**What you will do**
Count the lines in the listing below that contain the word "close". Reply with the number alone.

**Rows**
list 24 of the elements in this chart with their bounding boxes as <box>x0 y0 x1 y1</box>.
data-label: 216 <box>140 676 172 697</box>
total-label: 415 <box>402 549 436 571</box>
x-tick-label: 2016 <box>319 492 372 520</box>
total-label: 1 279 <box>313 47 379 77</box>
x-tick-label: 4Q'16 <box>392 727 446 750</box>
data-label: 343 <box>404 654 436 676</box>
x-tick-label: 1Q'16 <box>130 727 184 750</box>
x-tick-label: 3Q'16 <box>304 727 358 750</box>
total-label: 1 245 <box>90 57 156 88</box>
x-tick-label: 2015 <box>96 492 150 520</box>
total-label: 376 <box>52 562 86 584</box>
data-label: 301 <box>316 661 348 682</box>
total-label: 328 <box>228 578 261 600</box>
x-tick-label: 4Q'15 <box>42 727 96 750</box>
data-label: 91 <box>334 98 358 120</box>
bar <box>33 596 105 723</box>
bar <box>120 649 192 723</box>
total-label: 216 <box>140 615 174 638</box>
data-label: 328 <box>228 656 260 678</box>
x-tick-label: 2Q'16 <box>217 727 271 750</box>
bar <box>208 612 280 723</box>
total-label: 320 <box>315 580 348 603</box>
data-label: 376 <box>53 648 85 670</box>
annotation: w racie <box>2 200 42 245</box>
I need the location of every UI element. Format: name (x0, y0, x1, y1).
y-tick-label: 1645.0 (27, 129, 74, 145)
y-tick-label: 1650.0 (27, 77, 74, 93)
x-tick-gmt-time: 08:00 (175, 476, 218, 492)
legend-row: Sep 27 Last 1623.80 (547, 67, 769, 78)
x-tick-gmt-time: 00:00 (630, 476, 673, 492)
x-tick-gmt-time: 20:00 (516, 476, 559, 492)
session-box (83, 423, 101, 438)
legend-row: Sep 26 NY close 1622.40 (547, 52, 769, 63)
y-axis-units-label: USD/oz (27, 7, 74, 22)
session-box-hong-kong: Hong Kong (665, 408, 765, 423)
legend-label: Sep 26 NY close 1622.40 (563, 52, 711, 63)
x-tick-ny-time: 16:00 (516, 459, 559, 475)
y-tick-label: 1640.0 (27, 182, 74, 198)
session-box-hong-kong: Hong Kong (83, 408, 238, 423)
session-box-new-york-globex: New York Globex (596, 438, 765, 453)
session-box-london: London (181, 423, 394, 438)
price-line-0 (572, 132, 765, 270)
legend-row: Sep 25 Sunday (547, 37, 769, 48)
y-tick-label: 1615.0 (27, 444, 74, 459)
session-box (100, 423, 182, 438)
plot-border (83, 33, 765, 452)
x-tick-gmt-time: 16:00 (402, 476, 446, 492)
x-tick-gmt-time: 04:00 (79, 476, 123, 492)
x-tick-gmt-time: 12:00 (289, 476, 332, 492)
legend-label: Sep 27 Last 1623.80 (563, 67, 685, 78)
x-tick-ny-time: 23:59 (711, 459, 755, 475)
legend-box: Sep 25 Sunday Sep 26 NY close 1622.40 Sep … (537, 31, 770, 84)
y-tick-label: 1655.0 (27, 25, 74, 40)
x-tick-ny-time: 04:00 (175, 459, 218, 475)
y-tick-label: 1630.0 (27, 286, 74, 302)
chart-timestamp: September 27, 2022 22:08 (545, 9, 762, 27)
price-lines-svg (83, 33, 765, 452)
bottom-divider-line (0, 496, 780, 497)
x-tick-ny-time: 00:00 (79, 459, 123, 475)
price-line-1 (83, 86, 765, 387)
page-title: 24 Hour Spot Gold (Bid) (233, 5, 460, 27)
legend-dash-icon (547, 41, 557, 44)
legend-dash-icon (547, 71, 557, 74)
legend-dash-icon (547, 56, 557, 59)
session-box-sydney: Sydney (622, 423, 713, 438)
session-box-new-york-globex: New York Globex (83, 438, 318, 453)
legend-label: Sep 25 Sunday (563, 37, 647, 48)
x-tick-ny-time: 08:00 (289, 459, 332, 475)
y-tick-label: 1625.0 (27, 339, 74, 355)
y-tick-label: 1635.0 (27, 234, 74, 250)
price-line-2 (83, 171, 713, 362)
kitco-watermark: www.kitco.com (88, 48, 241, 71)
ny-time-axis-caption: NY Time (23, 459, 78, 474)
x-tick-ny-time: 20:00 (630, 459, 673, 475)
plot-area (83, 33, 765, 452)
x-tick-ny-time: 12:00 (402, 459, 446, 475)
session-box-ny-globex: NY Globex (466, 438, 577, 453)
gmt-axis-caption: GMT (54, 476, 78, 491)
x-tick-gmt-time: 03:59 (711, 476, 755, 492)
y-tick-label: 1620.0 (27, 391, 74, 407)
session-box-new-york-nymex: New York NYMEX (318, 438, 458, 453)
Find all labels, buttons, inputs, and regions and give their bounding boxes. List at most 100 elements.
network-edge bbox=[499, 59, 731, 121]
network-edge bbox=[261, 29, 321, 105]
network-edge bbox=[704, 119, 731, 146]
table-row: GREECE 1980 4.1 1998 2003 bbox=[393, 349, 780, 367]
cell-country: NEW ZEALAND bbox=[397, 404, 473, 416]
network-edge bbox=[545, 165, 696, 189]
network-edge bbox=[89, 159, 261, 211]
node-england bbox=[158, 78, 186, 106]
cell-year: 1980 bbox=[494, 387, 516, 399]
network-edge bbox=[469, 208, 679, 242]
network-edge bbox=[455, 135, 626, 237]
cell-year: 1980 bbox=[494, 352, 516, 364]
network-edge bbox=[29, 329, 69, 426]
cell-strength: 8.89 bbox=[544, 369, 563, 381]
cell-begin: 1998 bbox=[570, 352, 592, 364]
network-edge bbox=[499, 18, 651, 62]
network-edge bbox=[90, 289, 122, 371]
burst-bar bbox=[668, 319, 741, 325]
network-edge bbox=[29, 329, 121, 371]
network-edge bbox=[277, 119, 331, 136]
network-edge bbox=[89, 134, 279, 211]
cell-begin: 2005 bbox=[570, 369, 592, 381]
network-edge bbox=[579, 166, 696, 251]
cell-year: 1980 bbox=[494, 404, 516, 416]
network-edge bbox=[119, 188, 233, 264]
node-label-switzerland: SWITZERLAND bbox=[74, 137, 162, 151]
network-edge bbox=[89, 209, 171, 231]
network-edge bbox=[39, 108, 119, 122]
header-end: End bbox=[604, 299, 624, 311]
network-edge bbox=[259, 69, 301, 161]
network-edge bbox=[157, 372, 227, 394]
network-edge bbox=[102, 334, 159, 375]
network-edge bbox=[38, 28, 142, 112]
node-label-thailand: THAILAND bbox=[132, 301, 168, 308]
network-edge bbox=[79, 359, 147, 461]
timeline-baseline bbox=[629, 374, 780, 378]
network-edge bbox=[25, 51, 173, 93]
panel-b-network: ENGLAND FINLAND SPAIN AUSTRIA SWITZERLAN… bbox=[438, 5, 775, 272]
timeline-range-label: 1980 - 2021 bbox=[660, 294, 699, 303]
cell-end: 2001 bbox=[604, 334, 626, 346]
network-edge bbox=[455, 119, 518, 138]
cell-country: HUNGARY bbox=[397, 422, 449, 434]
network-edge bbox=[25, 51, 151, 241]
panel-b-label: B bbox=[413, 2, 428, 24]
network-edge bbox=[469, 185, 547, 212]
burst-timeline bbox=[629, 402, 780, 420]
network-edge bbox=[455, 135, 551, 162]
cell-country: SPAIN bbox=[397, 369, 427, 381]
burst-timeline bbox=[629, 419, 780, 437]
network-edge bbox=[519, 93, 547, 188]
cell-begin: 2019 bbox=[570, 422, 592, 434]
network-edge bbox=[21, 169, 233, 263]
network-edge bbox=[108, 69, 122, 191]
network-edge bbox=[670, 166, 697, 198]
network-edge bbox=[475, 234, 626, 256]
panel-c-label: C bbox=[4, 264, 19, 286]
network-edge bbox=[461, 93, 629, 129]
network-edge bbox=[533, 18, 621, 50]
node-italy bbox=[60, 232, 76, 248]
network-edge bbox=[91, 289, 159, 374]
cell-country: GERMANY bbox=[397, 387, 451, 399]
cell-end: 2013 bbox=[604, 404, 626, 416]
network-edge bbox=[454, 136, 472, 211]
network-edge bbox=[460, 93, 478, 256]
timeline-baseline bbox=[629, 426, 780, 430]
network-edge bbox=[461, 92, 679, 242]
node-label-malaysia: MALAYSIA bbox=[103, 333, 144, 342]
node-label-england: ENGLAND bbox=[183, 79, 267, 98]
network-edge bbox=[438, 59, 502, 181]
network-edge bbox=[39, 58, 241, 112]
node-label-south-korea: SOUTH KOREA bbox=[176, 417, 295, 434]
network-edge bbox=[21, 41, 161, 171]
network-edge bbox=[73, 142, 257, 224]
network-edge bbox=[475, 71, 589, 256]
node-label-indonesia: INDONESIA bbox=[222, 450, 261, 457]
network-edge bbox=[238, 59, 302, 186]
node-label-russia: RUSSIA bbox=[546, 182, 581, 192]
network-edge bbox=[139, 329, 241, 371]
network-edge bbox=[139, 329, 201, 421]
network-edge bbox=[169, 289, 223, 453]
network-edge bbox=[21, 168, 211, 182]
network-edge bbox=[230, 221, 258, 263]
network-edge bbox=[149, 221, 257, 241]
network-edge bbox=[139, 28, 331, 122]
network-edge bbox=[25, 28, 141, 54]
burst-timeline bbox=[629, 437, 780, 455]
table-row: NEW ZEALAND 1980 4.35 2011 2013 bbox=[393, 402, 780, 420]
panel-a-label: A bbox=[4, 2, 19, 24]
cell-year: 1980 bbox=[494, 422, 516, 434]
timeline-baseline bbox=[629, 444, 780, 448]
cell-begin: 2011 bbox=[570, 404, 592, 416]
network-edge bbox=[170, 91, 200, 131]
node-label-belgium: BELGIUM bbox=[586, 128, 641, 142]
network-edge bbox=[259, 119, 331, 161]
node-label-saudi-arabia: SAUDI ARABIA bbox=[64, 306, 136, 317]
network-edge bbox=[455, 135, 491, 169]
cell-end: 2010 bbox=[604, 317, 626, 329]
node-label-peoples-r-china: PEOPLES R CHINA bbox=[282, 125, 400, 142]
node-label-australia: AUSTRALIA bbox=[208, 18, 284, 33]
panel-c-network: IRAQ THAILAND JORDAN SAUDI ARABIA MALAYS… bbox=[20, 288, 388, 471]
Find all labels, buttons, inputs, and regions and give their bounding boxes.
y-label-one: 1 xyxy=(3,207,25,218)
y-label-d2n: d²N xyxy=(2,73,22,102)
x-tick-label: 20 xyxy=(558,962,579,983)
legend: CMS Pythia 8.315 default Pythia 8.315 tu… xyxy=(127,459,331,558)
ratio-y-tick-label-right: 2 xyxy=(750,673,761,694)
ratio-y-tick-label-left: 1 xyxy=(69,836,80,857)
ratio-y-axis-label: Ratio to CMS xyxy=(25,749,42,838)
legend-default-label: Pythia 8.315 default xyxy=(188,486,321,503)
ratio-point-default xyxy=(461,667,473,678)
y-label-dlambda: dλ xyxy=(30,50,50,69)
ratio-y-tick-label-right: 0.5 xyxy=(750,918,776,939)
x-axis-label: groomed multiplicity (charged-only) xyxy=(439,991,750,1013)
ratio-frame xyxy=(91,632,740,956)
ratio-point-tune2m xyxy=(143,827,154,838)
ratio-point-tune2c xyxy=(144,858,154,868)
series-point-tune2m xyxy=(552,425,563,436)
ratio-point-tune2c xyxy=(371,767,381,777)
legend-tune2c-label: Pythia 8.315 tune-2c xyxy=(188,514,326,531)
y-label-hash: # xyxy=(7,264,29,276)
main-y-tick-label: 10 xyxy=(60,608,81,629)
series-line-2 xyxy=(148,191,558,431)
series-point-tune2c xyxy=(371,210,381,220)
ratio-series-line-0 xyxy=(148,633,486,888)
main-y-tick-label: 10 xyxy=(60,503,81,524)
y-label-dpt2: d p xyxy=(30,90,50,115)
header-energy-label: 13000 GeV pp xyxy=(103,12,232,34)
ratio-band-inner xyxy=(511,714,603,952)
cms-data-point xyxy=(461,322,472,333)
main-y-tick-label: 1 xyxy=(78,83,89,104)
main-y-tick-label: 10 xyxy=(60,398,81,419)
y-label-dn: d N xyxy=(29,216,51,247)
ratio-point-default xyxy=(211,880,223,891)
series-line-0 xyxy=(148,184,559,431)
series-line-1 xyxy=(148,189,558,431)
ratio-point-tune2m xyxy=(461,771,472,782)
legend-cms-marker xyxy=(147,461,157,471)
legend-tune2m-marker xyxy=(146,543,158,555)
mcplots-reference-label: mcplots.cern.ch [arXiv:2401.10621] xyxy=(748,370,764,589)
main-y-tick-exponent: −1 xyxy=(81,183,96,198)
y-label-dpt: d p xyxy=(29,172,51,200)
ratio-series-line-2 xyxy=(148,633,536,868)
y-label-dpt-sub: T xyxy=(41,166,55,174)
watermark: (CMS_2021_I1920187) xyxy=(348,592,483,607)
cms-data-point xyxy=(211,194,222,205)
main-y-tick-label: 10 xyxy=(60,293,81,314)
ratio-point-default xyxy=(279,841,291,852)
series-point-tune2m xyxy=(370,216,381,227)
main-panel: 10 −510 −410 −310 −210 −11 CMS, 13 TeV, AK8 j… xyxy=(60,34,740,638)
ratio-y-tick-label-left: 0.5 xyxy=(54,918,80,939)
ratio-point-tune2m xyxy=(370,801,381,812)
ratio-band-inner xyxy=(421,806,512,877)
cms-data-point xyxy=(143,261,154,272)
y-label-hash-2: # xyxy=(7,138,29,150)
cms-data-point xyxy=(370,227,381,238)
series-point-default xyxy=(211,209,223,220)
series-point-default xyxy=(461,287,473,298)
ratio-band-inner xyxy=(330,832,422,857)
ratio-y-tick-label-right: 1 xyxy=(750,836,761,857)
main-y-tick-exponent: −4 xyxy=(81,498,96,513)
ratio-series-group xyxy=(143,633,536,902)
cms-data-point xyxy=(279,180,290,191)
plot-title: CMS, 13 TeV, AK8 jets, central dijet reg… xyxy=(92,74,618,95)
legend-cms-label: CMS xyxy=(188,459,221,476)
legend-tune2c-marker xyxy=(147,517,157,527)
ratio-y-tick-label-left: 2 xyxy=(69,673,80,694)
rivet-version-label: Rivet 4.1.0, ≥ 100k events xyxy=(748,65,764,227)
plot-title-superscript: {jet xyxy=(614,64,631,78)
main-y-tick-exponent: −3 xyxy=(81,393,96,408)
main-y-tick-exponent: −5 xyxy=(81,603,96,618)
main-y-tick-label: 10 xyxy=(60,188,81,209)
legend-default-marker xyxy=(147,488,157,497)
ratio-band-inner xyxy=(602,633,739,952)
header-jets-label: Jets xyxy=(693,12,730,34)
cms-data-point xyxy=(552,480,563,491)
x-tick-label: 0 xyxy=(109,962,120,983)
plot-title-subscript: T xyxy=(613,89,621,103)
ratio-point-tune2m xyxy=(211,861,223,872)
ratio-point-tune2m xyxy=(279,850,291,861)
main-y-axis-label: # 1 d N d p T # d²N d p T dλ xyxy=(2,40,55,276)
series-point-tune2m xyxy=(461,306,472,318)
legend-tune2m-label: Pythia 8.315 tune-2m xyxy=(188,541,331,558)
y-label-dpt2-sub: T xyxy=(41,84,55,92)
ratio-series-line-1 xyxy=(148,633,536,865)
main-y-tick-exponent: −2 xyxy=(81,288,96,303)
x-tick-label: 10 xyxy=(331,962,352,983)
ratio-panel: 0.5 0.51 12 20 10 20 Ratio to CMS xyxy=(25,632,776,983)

**Task result**
3